►

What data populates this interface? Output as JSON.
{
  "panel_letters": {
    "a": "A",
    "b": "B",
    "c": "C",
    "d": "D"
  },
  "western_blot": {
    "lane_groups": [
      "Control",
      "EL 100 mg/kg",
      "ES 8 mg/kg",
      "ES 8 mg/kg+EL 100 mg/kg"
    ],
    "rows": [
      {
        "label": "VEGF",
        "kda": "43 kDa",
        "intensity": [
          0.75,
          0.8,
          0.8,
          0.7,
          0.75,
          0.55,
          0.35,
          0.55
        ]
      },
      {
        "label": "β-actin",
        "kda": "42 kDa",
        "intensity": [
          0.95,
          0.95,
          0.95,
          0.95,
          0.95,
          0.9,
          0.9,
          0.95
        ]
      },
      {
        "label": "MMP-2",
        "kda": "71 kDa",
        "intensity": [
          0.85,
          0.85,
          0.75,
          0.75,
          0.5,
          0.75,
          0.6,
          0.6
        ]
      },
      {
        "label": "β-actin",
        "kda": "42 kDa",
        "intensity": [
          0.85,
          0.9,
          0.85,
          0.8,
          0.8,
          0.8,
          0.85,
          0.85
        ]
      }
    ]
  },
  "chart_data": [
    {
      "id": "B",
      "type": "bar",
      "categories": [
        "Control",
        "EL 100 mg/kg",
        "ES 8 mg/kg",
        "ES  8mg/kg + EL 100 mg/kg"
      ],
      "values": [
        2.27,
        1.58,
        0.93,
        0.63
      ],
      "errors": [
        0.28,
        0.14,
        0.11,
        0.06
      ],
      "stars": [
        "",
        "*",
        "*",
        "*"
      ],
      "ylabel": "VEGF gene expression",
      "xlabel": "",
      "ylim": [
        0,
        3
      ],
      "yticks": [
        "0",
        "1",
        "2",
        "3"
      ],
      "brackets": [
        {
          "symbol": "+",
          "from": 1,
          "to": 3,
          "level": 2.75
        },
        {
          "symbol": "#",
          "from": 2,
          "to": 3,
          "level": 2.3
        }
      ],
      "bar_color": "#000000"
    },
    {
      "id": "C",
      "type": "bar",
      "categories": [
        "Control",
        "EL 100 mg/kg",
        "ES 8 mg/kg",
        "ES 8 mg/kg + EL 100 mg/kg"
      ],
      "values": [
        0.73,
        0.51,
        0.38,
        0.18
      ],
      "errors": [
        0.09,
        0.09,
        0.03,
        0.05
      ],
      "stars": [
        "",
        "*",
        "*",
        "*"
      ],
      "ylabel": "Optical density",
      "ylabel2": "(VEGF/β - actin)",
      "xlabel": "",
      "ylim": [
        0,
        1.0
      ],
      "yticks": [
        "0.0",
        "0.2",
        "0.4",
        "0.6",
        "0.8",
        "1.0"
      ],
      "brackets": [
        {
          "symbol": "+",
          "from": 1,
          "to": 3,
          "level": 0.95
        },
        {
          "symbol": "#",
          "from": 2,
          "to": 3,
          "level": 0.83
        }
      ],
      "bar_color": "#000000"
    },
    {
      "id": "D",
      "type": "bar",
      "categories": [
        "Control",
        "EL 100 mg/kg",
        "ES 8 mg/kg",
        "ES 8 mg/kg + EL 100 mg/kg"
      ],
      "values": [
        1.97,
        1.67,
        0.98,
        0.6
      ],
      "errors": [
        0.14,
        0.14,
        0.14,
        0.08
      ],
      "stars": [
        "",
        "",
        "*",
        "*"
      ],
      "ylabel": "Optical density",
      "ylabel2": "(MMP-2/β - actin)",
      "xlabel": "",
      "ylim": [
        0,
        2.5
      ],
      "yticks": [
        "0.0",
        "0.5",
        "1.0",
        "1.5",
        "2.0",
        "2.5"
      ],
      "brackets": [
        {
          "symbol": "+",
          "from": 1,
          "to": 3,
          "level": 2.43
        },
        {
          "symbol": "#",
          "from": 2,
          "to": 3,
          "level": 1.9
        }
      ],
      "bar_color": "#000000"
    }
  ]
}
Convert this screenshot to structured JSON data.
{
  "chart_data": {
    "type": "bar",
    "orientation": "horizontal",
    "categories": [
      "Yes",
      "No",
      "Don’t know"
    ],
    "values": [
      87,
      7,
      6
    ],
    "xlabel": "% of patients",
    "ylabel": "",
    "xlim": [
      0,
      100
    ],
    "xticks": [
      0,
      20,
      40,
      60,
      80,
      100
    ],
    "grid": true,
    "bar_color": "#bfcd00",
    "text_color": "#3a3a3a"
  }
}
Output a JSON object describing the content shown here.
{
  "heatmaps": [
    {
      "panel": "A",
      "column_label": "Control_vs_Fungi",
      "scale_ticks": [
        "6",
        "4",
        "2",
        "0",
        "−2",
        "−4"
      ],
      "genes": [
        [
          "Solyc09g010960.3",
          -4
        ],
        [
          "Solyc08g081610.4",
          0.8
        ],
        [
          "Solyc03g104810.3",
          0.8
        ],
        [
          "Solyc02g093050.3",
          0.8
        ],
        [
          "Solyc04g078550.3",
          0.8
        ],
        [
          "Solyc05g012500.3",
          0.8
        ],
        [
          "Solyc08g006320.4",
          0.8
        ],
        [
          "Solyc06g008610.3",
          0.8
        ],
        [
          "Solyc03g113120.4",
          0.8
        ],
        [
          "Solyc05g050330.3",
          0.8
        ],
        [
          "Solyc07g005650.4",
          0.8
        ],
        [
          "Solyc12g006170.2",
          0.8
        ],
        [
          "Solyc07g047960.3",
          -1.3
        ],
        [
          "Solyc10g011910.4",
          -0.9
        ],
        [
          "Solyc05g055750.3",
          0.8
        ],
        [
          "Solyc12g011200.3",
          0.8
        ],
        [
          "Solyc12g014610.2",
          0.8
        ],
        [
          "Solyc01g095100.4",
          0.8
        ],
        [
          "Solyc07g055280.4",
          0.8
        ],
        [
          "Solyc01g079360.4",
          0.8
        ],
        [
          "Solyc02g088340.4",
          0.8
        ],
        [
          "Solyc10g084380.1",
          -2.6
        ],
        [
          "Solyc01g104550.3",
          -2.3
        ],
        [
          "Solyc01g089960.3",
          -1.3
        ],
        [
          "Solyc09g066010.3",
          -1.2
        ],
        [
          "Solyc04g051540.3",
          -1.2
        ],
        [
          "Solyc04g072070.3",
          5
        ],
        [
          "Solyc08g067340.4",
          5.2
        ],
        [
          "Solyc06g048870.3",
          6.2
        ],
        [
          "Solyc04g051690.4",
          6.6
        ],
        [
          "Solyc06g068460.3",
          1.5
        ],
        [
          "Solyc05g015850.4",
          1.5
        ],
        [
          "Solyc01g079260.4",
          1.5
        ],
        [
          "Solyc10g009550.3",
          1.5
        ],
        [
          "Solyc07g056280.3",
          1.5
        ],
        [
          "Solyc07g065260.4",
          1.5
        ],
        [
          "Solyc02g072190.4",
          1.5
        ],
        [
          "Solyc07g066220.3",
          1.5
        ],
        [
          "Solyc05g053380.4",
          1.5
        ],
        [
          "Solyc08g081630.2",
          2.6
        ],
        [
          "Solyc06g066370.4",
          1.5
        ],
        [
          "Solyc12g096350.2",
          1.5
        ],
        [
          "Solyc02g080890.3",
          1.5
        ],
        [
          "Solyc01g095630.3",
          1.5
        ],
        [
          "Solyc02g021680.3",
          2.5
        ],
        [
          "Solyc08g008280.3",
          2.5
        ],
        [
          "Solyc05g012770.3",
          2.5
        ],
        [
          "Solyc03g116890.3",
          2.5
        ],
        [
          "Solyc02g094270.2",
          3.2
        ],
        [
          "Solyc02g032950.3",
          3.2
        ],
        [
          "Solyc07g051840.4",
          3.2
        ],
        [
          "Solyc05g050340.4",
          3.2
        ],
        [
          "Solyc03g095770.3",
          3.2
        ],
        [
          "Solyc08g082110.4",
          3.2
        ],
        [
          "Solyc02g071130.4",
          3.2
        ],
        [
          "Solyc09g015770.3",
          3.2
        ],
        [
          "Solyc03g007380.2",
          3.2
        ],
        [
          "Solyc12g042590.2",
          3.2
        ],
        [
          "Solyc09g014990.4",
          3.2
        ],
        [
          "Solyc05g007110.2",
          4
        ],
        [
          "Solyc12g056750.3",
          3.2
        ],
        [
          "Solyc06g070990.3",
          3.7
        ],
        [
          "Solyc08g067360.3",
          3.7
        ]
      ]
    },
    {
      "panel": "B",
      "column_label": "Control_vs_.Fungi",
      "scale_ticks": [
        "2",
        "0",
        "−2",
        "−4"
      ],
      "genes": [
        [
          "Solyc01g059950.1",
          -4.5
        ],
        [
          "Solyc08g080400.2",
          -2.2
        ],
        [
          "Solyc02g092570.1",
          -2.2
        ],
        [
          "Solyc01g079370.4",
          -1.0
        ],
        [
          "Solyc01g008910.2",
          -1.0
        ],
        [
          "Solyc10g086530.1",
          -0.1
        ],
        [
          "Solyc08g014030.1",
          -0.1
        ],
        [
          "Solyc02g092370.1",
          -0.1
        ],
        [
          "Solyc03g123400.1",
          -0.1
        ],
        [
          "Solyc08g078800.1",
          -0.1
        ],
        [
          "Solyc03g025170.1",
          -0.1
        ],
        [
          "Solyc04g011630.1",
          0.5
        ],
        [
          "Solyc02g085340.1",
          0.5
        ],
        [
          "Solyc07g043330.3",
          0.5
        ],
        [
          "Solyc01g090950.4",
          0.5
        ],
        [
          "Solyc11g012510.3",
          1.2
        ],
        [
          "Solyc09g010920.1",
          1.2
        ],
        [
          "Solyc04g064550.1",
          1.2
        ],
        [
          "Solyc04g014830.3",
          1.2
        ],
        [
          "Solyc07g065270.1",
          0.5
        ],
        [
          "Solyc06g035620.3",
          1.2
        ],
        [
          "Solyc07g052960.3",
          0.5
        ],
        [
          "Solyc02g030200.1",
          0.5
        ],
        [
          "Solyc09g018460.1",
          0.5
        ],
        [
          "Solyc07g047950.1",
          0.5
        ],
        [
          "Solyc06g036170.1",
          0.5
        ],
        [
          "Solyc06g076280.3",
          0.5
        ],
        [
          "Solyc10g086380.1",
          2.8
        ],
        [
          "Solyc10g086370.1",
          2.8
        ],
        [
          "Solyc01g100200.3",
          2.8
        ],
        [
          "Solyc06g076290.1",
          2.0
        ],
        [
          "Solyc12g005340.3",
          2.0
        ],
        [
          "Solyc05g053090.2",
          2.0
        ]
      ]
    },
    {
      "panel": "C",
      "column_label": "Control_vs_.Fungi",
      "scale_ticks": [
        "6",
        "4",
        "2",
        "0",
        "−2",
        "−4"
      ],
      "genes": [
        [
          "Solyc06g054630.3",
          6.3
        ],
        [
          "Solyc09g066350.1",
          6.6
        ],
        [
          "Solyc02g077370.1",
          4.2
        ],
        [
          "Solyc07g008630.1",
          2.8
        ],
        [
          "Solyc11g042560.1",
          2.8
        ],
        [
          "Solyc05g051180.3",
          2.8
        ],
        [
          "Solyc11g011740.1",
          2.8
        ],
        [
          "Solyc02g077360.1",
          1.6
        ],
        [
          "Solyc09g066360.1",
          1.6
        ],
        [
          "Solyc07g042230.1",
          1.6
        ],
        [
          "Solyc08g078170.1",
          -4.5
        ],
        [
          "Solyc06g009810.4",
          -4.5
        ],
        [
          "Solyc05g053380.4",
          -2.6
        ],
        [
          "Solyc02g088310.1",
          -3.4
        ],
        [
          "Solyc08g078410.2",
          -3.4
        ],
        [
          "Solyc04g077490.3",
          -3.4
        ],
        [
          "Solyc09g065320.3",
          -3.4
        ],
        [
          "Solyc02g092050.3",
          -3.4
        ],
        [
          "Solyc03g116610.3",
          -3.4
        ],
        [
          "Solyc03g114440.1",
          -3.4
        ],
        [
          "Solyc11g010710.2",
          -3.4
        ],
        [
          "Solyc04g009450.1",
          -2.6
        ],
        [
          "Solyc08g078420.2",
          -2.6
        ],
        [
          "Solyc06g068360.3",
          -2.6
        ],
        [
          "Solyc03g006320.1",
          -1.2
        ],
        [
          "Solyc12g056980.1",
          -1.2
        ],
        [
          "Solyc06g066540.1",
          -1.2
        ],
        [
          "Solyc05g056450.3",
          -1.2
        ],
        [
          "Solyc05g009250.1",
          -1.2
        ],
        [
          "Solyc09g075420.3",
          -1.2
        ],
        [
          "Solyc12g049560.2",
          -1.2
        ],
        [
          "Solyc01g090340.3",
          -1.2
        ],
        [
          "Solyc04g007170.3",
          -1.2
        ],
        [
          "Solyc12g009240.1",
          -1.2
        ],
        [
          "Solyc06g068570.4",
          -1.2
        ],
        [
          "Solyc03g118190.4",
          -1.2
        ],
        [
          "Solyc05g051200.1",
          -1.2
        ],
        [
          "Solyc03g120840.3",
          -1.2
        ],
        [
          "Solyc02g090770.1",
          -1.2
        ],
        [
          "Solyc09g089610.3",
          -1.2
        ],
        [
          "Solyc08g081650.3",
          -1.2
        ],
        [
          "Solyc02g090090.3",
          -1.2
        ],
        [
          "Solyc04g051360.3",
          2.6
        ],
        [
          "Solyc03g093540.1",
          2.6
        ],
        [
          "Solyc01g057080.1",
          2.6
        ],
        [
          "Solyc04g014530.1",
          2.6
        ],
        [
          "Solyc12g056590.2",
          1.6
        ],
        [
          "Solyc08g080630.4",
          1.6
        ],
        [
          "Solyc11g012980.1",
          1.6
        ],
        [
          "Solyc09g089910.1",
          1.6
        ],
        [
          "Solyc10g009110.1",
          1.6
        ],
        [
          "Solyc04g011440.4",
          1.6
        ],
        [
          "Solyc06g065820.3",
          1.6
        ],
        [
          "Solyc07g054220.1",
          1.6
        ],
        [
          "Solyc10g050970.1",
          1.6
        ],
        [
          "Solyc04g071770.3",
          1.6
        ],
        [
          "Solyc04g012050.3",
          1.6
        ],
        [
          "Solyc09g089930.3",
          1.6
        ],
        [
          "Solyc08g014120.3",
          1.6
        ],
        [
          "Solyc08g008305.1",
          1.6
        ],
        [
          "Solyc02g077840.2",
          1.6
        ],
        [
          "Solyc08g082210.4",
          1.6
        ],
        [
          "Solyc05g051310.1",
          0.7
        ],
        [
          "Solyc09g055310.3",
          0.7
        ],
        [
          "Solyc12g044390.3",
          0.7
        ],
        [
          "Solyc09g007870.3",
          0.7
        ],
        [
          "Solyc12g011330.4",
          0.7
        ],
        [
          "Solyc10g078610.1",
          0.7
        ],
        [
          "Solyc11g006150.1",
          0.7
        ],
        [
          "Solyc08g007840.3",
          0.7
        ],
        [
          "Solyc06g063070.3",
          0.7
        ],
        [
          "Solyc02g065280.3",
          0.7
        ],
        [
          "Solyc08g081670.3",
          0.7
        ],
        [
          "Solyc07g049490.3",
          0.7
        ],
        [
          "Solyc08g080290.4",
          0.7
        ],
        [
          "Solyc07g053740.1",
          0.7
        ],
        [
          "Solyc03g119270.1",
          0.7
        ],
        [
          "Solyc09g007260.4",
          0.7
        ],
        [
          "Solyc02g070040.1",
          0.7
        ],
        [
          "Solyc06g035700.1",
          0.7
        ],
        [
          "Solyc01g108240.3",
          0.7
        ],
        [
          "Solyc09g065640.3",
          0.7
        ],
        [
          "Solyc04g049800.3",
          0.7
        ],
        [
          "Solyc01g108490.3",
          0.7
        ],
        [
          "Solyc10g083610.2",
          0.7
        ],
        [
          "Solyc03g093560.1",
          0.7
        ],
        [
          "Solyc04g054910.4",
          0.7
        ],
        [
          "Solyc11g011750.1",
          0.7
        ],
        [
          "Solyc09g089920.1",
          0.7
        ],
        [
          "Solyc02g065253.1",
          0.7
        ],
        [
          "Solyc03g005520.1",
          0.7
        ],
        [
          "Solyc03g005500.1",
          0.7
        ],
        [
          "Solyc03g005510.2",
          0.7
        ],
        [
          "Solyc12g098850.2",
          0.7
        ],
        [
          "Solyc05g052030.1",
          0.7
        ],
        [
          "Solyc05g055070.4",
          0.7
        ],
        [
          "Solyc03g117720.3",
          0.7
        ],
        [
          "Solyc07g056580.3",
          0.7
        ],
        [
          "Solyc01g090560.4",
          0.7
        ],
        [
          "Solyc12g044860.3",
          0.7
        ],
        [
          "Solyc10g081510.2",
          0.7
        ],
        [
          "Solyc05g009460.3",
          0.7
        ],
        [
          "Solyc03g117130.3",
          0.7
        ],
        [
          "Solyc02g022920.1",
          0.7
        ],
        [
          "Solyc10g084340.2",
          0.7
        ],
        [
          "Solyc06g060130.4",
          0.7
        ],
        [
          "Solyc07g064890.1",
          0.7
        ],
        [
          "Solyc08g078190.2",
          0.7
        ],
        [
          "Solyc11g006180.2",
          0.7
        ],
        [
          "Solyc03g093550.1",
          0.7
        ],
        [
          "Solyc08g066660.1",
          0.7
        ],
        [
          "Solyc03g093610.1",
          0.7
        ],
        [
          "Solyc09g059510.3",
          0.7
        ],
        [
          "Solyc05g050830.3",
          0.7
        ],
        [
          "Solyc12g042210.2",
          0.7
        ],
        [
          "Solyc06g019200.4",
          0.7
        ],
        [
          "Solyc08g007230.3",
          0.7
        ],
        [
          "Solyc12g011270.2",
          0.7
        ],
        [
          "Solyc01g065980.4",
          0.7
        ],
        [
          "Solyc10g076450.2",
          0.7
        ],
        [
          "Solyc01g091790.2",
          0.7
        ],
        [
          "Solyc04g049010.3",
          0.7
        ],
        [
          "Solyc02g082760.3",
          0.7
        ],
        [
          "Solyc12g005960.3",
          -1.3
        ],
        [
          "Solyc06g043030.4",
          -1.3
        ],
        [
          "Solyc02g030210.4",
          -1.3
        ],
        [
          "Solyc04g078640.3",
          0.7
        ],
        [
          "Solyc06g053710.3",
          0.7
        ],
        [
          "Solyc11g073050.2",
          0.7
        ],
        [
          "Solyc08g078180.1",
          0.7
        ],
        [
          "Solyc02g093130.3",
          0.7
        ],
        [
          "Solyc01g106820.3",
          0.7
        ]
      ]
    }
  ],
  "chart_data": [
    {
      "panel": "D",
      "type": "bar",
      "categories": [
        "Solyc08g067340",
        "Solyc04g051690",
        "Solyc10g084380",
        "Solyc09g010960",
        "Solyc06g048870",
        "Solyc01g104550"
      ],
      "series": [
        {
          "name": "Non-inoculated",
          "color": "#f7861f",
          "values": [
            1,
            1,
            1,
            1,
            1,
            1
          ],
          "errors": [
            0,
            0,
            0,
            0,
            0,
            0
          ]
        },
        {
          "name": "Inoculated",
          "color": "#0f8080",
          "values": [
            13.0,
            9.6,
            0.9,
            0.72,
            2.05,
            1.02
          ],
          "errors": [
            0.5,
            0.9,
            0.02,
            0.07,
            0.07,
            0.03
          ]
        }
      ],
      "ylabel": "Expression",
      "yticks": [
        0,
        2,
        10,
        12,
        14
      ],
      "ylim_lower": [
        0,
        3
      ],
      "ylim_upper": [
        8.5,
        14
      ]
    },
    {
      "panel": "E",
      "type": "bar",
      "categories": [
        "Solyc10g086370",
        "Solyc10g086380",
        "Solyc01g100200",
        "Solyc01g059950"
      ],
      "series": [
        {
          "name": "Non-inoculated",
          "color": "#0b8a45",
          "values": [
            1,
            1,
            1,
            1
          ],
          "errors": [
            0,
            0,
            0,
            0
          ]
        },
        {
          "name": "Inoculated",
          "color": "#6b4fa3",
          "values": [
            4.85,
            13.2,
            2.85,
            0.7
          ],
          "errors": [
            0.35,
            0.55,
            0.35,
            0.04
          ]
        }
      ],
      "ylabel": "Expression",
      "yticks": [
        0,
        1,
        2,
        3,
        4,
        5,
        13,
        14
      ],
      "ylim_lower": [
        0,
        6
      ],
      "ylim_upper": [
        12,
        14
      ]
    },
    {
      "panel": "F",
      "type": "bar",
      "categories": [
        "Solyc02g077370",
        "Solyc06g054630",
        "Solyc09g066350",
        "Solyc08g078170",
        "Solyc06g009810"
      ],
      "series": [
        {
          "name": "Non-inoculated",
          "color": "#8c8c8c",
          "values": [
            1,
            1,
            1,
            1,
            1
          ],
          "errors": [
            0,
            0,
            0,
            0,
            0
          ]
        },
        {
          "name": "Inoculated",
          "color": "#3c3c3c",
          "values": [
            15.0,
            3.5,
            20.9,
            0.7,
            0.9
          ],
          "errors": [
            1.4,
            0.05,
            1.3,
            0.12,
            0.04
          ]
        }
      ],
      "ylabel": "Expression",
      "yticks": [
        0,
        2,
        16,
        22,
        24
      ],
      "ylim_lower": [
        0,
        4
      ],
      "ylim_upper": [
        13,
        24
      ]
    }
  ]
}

◄

When the word "actin" appears in a line of the listing, pull that line out.

        "label": "β-actin",
        "label": "β-actin",
      "ylabel2": "(VEGF/β - actin)",
      "ylabel2": "(MMP-2/β - actin)",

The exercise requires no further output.